### Given task
Locate each line of the material that contains "JUMLAH", then return it.

### Dataset content
######
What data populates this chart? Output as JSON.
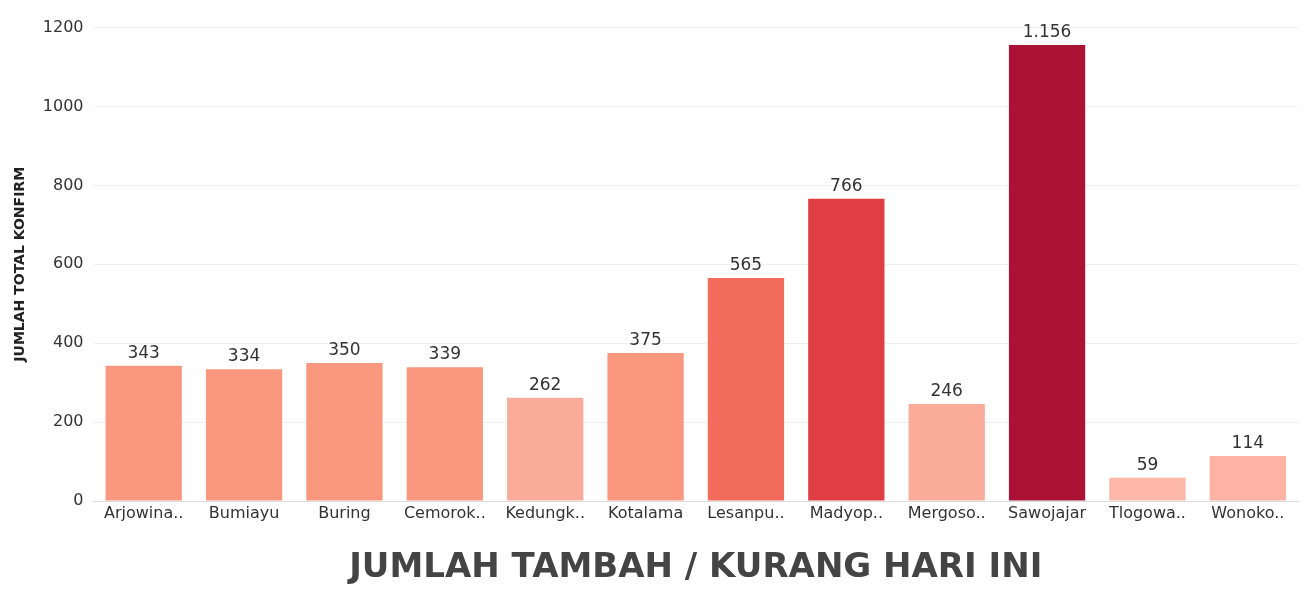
{
  "chart_data": {
    "type": "bar",
    "xlabel": "JUMLAH TAMBAH / KURANG HARI INI",
    "ylabel": "JUMLAH TOTAL KONFIRM",
    "categories": [
      "Arjowina..",
      "Bumiayu",
      "Buring",
      "Cemorok..",
      "Kedungk..",
      "Kotalama",
      "Lesanpu..",
      "Madyop..",
      "Mergoso..",
      "Sawojajar",
      "Tlogowa..",
      "Wonoko.."
    ],
    "values": [
      343,
      334,
      350,
      339,
      262,
      375,
      565,
      766,
      246,
      1156,
      59,
      114
    ],
    "value_labels": [
      "343",
      "334",
      "350",
      "339",
      "262",
      "375",
      "565",
      "766",
      "246",
      "1.156",
      "59",
      "114"
    ],
    "colors": [
      "#f9977f",
      "#f9977f",
      "#f9977f",
      "#f9977f",
      "#fbab99",
      "#f9977f",
      "#f26b5b",
      "#e03e45",
      "#fbab99",
      "#ac1236",
      "#fcb7a8",
      "#fcb3a4"
    ],
    "ylim": [
      0,
      1200
    ],
    "yticks": [
      0,
      200,
      400,
      600,
      800,
      1000,
      1200
    ],
    "grid": "y",
    "legend": false
  }
}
######
### Task answer
    "xlabel": "JUMLAH TAMBAH / KURANG HARI INI",
    "ylabel": "JUMLAH TOTAL KONFIRM",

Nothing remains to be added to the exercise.